» Source records:
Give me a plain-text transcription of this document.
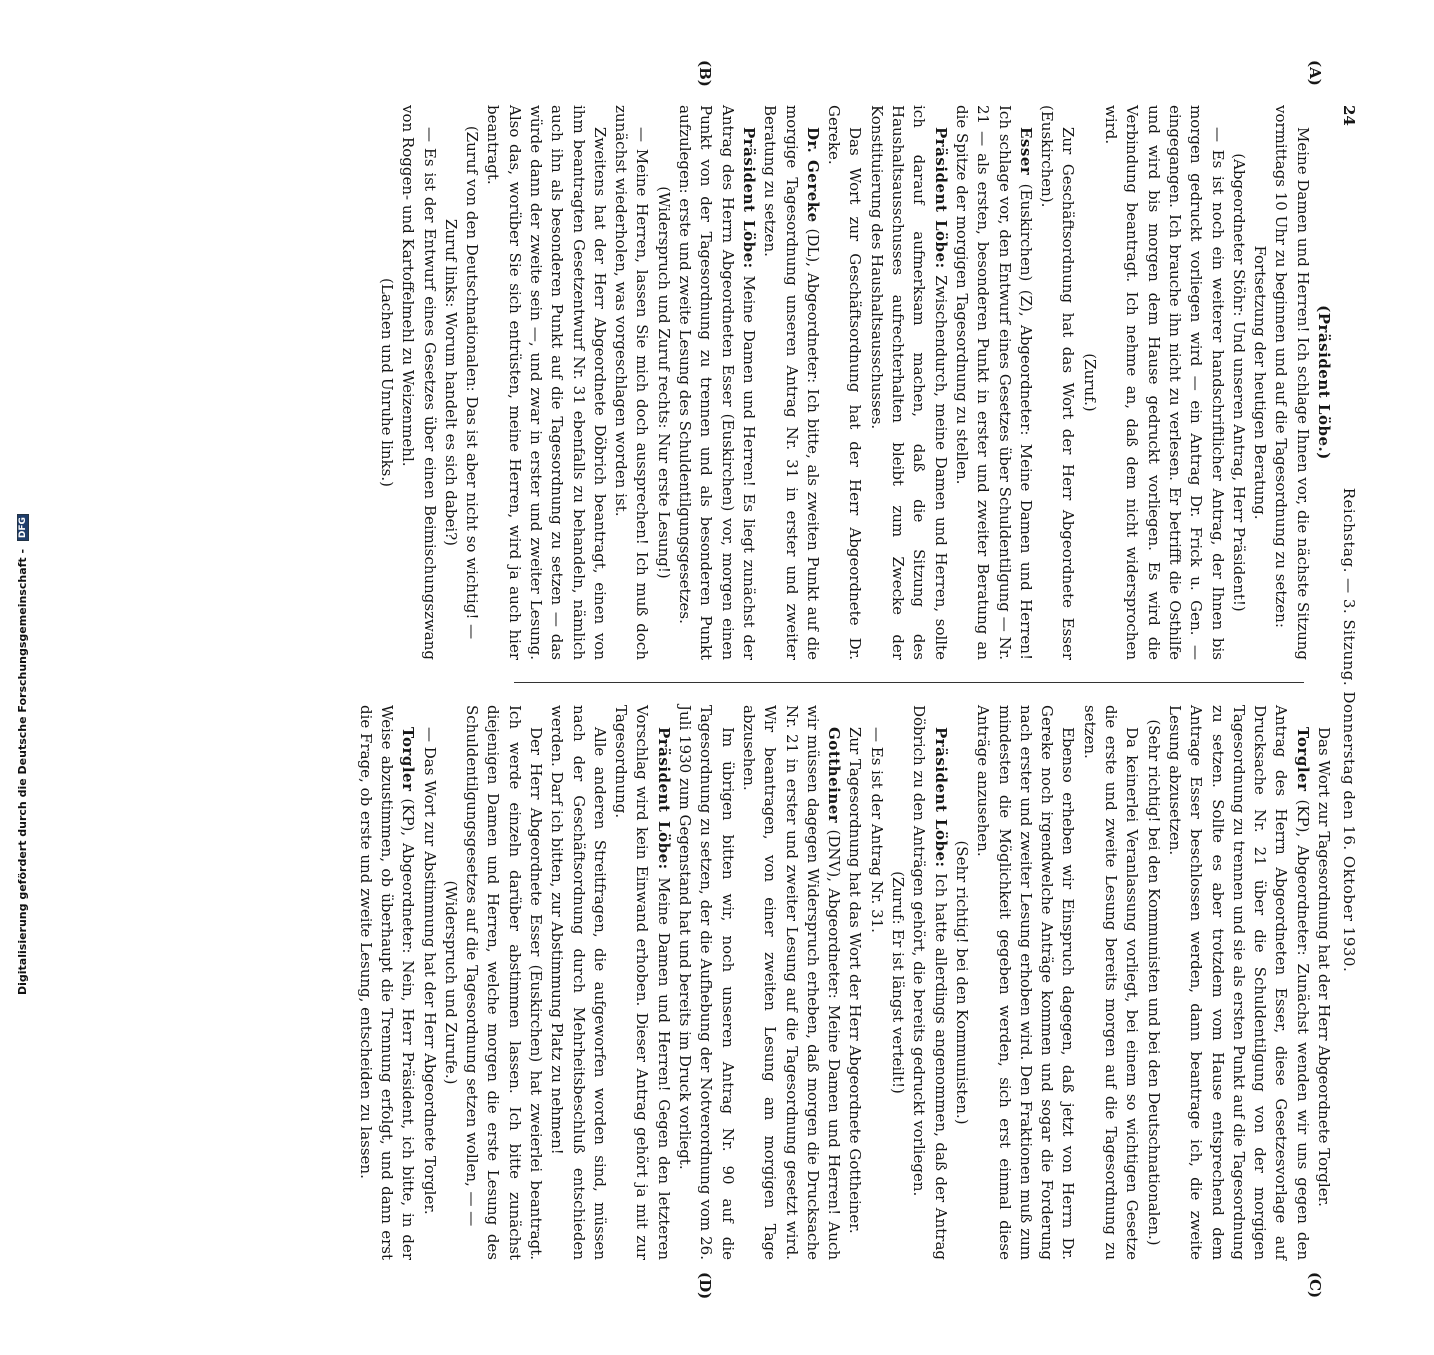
24
Reichstag. — 3. Sitzung. Donnerstag den 16. Oktober 1930.
(A)
(B)
(C)
(D)

(Präsident Löbe.)

Meine Damen und Herren! Ich schlage Ihnen vor, die nächste Sitzung vormittags 10 Uhr zu beginnen und auf die Tagesordnung zu setzen:

Fortsetzung der heutigen Beratung.

(Abgeordneter Stöhr: Und unseren Antrag, Herr Präsident!)

— Es ist noch ein weiterer handschriftlicher Antrag, der Ihnen bis morgen gedruckt vorliegen wird — ein Antrag Dr. Frick u. Gen. — eingegangen. Ich brauche ihn nicht zu verlesen. Er betrifft die Osthilfe und wird bis morgen dem Hause gedruckt vorliegen. Es wird die Verbindung beantragt. Ich nehme an, daß dem nicht widersprochen wird.

(Zuruf.)

Zur Geschäftsordnung hat das Wort der Herr Abgeordnete Esser (Euskirchen).

Esser (Euskirchen) (Z), Abgeordneter: Meine Damen und Herren! Ich schlage vor, den Entwurf eines Gesetzes über Schuldentilgung — Nr. 21 — als ersten, besonderen Punkt in erster und zweiter Beratung an die Spitze der morgigen Tagesordnung zu stellen.

Präsident Löbe: Zwischendurch, meine Damen und Herren, sollte ich darauf aufmerksam machen, daß die Sitzung des Haushaltsausschusses aufrechterhalten bleibt zum Zwecke der Konstituierung des Haushaltsausschusses.

Das Wort zur Geschäftsordnung hat der Herr Abgeordnete Dr. Gereke.

Dr. Gereke (DL), Abgeordneter: Ich bitte, als zweiten Punkt auf die morgige Tagesordnung unseren Antrag Nr. 31 in erster und zweiter Beratung zu setzen.

Präsident Löbe: Meine Damen und Herren! Es liegt zunächst der Antrag des Herrn Abgeordneten Esser (Euskirchen) vor, morgen einen Punkt von der Tagesordnung zu trennen und als besonderen Punkt aufzulegen: erste und zweite Lesung des Schuldentilgungsgesetzes.

(Widerspruch und Zuruf rechts: Nur erste Lesung!)

— Meine Herren, lassen Sie mich doch aussprechen! Ich muß doch zunächst wiederholen, was vorgeschlagen worden ist.

Zweitens hat der Herr Abgeordnete Döbrich beantragt, einen von ihm beantragten Gesetzentwurf Nr. 31 ebenfalls zu behandeln, nämlich auch ihn als besonderen Punkt auf die Tagesordnung zu setzen — das würde dann der zweite sein —, und zwar in erster und zweiter Lesung. Also das, worüber Sie sich entrüsten, meine Herren, wird ja auch hier beantragt.

(Zuruf von den Deutschnationalen: Das ist aber nicht so wichtig! — Zuruf links: Worum handelt es sich dabei?)

— Es ist der Entwurf eines Gesetzes über einen Beimischungszwang von Roggen- und Kartoffelmehl zu Weizenmehl.

(Lachen und Unruhe links.)

Das Wort zur Tagesordnung hat der Herr Abgeordnete Torgler.

Torgler (KP), Abgeordneter: Zunächst wenden wir uns gegen den Antrag des Herrn Abgeordneten Esser, diese Gesetzesvorlage auf Drucksache Nr. 21 über die Schuldentilgung von der morgigen Tagesordnung zu trennen und sie als ersten Punkt auf die Tagesordnung zu setzen. Sollte es aber trotzdem vom Hause entsprechend dem Antrage Esser beschlossen werden, dann beantrage ich, die zweite Lesung abzusetzen.

(Sehr richtig! bei den Kommunisten und bei den Deutschnationalen.)

Da keinerlei Veranlassung vorliegt, bei einem so wichtigen Gesetze die erste und zweite Lesung bereits morgen auf die Tagesordnung zu setzen.

Ebenso erheben wir Einspruch dagegen, daß jetzt von Herrn Dr. Gereke noch irgendwelche Anträge kommen und sogar die Forderung nach erster und zweiter Lesung erhoben wird. Den Fraktionen muß zum mindesten die Möglichkeit gegeben werden, sich erst einmal diese Anträge anzusehen.

(Sehr richtig! bei den Kommunisten.)

Präsident Löbe: Ich hatte allerdings angenommen, daß der Antrag Döbrich zu den Anträgen gehört, die bereits gedruckt vorliegen.

(Zuruf: Er ist längst verteilt!)

— Es ist der Antrag Nr. 31.

Zur Tagesordnung hat das Wort der Herr Abgeordnete Gottheiner.

Gottheiner (DNV), Abgeordneter: Meine Damen und Herren! Auch wir müssen dagegen Widerspruch erheben, daß morgen die Drucksache Nr. 21 in erster und zweiter Lesung auf die Tagesordnung gesetzt wird. Wir beantragen, von einer zweiten Lesung am morgigen Tage abzusehen.

Im übrigen bitten wir, noch unseren Antrag Nr. 90 auf die Tagesordnung zu setzen, der die Aufhebung der Notverordnung vom 26. Juli 1930 zum Gegenstand hat und bereits im Druck vorliegt.

Präsident Löbe: Meine Damen und Herren! Gegen den letzteren Vorschlag wird kein Einwand erhoben. Dieser Antrag gehört ja mit zur Tagesordnung.

Alle anderen Streitfragen, die aufgeworfen worden sind, müssen nach der Geschäftsordnung durch Mehrheitsbeschluß entschieden werden. Darf ich bitten, zur Abstimmung Platz zu nehmen!

Der Herr Abgeordnete Esser (Euskirchen) hat zweierlei beantragt. Ich werde einzeln darüber abstimmen lassen. Ich bitte zunächst diejenigen Damen und Herren, welche morgen die erste Lesung des Schuldentilgungsgesetzes auf die Tagesordnung setzen wollen, — —

(Widerspruch und Zurufe.)

— Das Wort zur Abstimmung hat der Herr Abgeordnete Torgler.

Torgler (KP), Abgeordneter: Nein, Herr Präsident, ich bitte, in der Weise abzustimmen, ob überhaupt die Trennung erfolgt, und dann erst die Frage, ob erste und zweite Lesung, entscheiden zu lassen.

Digitalisierung gefördert durch die Deutsche Forschungsgemeinschaft - DFG
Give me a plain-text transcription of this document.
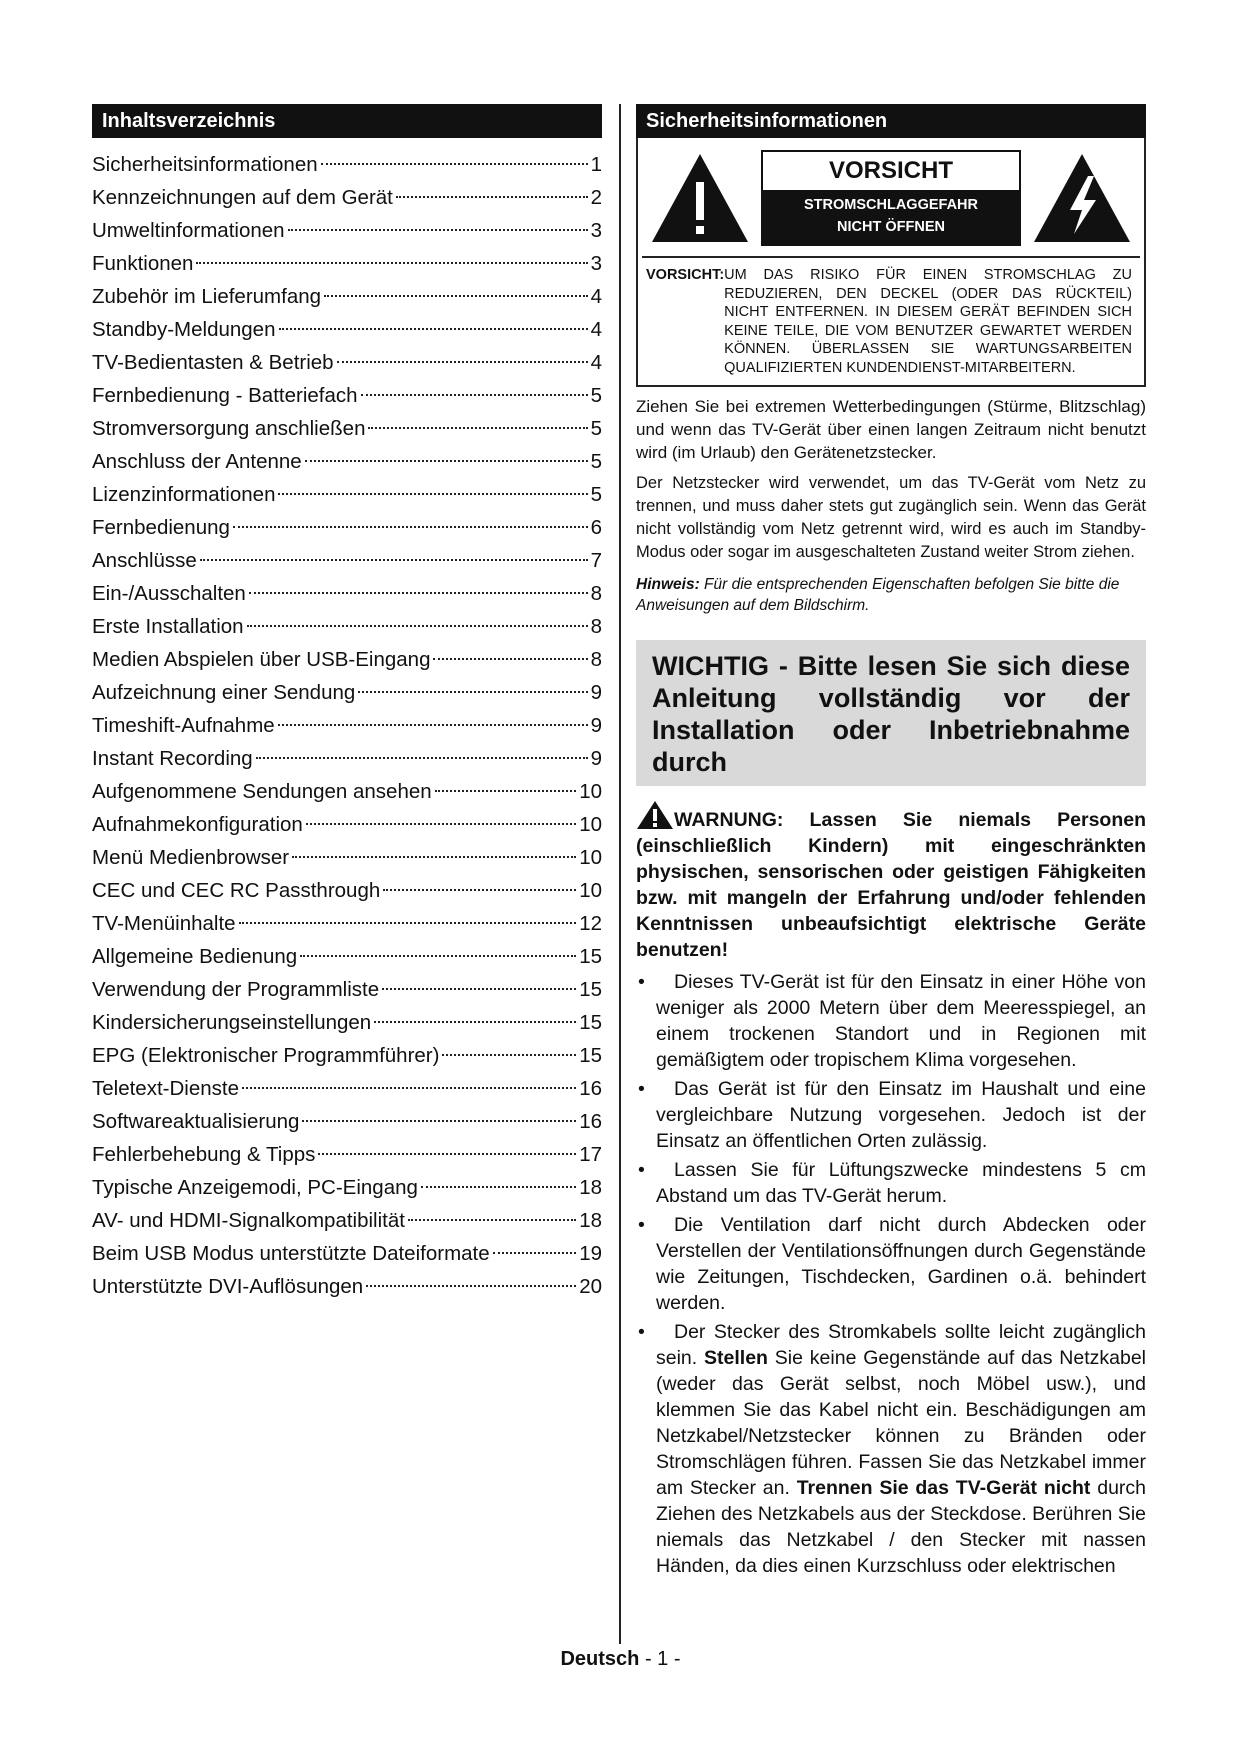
Inhaltsverzeichnis
Sicherheitsinformationen	1
Kennzeichnungen auf dem Gerät	2
Umweltinformationen	3
Funktionen	3
Zubehör im Lieferumfang	4
Standby-Meldungen	4
TV-Bedientasten & Betrieb	4
Fernbedienung - Batteriefach	5
Stromversorgung anschließen	5
Anschluss der Antenne	5
Lizenzinformationen	5
Fernbedienung	6
Anschlüsse	7
Ein-/Ausschalten	8
Erste Installation	8
Medien Abspielen über USB-Eingang	8
Aufzeichnung einer Sendung	9
Timeshift-Aufnahme	9
Instant Recording	9
Aufgenommene Sendungen ansehen	10
Aufnahmekonfiguration	10
Menü Medienbrowser	10
CEC und CEC RC Passthrough	10
TV-Menüinhalte	12
Allgemeine Bedienung	15
Verwendung der Programmliste	15
Kindersicherungseinstellungen	15
EPG (Elektronischer Programmführer)	15
Teletext-Dienste	16
Softwareaktualisierung	16
Fehlerbehebung & Tipps	17
Typische Anzeigemodi, PC-Eingang	18
AV- und HDMI-Signalkompatibilität	18
Beim USB Modus unterstützte Dateiformate	19
Unterstützte DVI-Auflösungen	20
Sicherheitsinformationen
VORSICHT
STROMSCHLAGGEFAHR
NICHT ÖFFNEN
VORSICHT: UM DAS RISIKO FÜR EINEN STROMSCHLAG ZU REDUZIEREN, DEN DECKEL (ODER DAS RÜCKTEIL) NICHT ENTFERNEN. IN DIESEM GERÄT BEFINDEN SICH KEINE TEILE, DIE VOM BENUTZER GEWARTET WERDEN KÖNNEN. ÜBERLASSEN SIE WARTUNGSARBEITEN QUALIFIZIERTEN KUNDENDIENST-MITARBEITERN.
Ziehen Sie bei extremen Wetterbedingungen (Stürme, Blitzschlag) und wenn das TV-Gerät über einen langen Zeitraum nicht benutzt wird (im Urlaub) den Gerätenetzstecker.
Der Netzstecker wird verwendet, um das TV-Gerät vom Netz zu trennen, und muss daher stets gut zugänglich sein. Wenn das Gerät nicht vollständig vom Netz getrennt wird, wird es auch im Standby-Modus oder sogar im ausgeschalteten Zustand weiter Strom ziehen.
Hinweis: Für die entsprechenden Eigenschaften befolgen Sie bitte die Anweisungen auf dem Bildschirm.
WICHTIG - Bitte lesen Sie sich diese Anleitung vollständig vor der Installation oder Inbetriebnahme durch
WARNUNG: Lassen Sie niemals Personen (einschließlich Kindern) mit eingeschränkten physischen, sensorischen oder geistigen Fähigkeiten bzw. mit mangeln der Erfahrung und/oder fehlenden Kenntnissen unbeaufsichtigt elektrische Geräte benutzen!
•	Dieses TV-Gerät ist für den Einsatz in einer Höhe von weniger als 2000 Metern über dem Meeresspiegel, an einem trockenen Standort und in Regionen mit gemäßigtem oder tropischem Klima vorgesehen.
•	Das Gerät ist für den Einsatz im Haushalt und eine vergleichbare Nutzung vorgesehen. Jedoch ist der Einsatz an öffentlichen Orten zulässig.
•	Lassen Sie für Lüftungszwecke mindestens 5 cm Abstand um das TV-Gerät herum.
•	Die Ventilation darf nicht durch Abdecken oder Verstellen der Ventilationsöffnungen durch Gegenstände wie Zeitungen, Tischdecken, Gardinen o.ä. behindert werden.
•	Der Stecker des Stromkabels sollte leicht zugänglich sein. Stellen Sie keine Gegenstände auf das Netzkabel (weder das Gerät selbst, noch Möbel usw.), und klemmen Sie das Kabel nicht ein. Beschädigungen am Netzkabel/Netzstecker können zu Bränden oder Stromschlägen führen. Fassen Sie das Netzkabel immer am Stecker an. Trennen Sie das TV-Gerät nicht durch Ziehen des Netzkabels aus der Steckdose. Berühren Sie niemals das Netzkabel / den Stecker mit nassen Händen, da dies einen Kurzschluss oder elektrischen
Deutsch - 1 -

» To do: What lines above hold the word "besonderen"? Pull each one out.

» Solution to this task:
Esser (Euskirchen) (Z), Abgeordneter: Meine Damen und Herren! Ich schlage vor, den Entwurf eines Gesetzes über Schuldentilgung — Nr. 21 — als ersten, besonderen Punkt in erster und zweiter Beratung an die Spitze der morgigen Tagesordnung zu stellen.
Präsident Löbe: Meine Damen und Herren! Es liegt zunächst der Antrag des Herrn Abgeordneten Esser (Euskirchen) vor, morgen einen Punkt von der Tagesordnung zu trennen und als besonderen Punkt aufzulegen: erste und zweite Lesung des Schuldentilgungsgesetzes.
Zweitens hat der Herr Abgeordnete Döbrich beantragt, einen von ihm beantragten Gesetzentwurf Nr. 31 ebenfalls zu behandeln, nämlich auch ihn als besonderen Punkt auf die Tagesordnung zu setzen — das würde dann der zweite sein —, und zwar in erster und zweiter Lesung. Also das, worüber Sie sich entrüsten, meine Herren, wird ja auch hier beantragt.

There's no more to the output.